Exclude the pictures and retype the entries as written.

**Data entries for graphics:**
+ + + +
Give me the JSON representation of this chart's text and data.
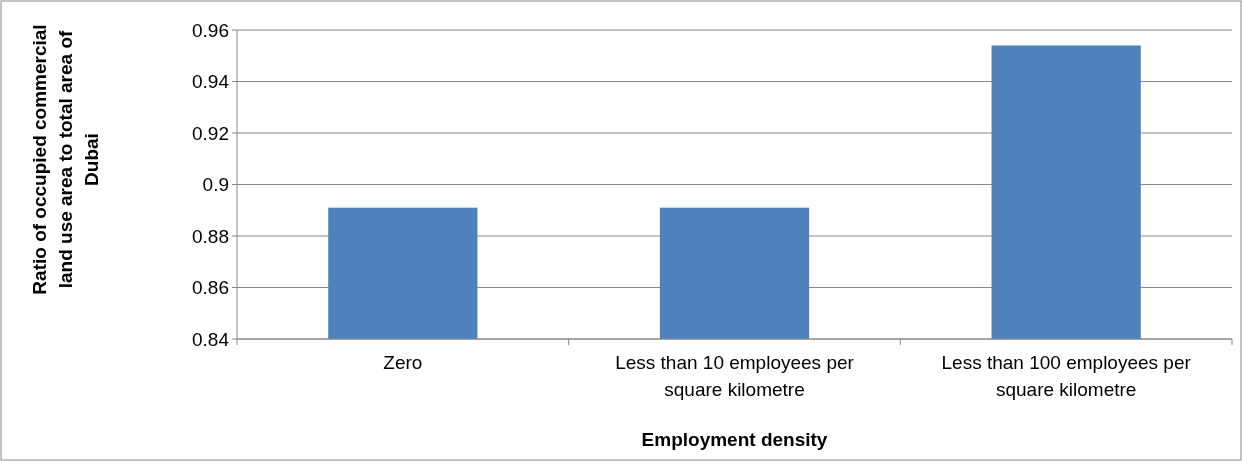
{
  "chart_data": {
    "type": "bar",
    "xlabel": "Employment density",
    "ylabel": "Ratio of occupied commercial land use area to total area of Dubai",
    "categories": [
      "Zero",
      "Less than 10 employees per square kilometre",
      "Less than 100 employees per square kilometre"
    ],
    "values": [
      0.891,
      0.891,
      0.954
    ],
    "color": "#4f81bd",
    "ylim": [
      0.84,
      0.96
    ],
    "yticks": [
      0.84,
      0.86,
      0.88,
      0.9,
      0.92,
      0.94,
      0.96
    ],
    "grid": "y"
  }
}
+ + + +
**ANSWER TO THIS EXERCISE:**
Give me the JSON representation of this chart's text and data.
{
  "chart_data": {
    "type": "bar",
    "xlabel": "Employment density",
    "ylabel": "Ratio of occupied commercial land use area to total area of Dubai",
    "categories": [
      "Zero",
      "Less than 10 employees per square kilometre",
      "Less than 100 employees per square kilometre"
    ],
    "values": [
      0.891,
      0.891,
      0.954
    ],
    "color": "#4f81bd",
    "ylim": [
      0.84,
      0.96
    ],
    "yticks": [
      0.84,
      0.86,
      0.88,
      0.9,
      0.92,
      0.94,
      0.96
    ],
    "grid": "y"
  }
}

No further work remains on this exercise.